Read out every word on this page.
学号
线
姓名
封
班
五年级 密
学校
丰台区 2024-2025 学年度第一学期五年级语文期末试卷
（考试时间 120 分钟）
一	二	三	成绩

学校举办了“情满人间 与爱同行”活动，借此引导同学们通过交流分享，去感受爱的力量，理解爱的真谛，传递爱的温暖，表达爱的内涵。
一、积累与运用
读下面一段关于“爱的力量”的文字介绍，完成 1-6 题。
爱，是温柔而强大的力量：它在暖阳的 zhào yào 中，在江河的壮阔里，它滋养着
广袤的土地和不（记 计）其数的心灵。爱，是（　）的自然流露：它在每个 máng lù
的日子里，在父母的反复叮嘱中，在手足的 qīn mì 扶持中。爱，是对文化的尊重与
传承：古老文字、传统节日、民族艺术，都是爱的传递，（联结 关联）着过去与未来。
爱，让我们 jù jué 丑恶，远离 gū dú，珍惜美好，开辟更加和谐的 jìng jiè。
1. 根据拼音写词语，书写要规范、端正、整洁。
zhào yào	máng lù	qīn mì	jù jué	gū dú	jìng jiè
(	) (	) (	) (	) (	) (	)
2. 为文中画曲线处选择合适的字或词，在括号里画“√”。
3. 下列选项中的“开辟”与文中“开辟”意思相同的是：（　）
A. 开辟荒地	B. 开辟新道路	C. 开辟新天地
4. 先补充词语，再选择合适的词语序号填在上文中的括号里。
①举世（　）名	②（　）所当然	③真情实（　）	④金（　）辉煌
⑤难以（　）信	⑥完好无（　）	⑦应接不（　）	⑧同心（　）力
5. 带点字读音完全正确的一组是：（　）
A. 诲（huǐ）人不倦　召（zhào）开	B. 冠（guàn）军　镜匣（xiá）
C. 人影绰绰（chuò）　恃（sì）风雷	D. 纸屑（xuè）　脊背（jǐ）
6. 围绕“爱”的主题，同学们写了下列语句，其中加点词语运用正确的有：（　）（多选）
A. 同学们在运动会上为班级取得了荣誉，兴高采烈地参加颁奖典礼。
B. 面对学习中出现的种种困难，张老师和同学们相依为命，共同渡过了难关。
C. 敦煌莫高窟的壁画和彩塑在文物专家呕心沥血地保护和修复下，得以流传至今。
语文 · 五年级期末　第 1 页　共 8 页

..........

Written task — Locate the word "jìng" in the records and collect each line it appears in.

Completed exercise —
爱，让我们 jù jué 丑恶，远离 gū dú，珍惜美好，开辟更加和谐的 jìng jiè。
zhào yào	máng lù	qīn mì	jù jué	gū dú	jìng jiè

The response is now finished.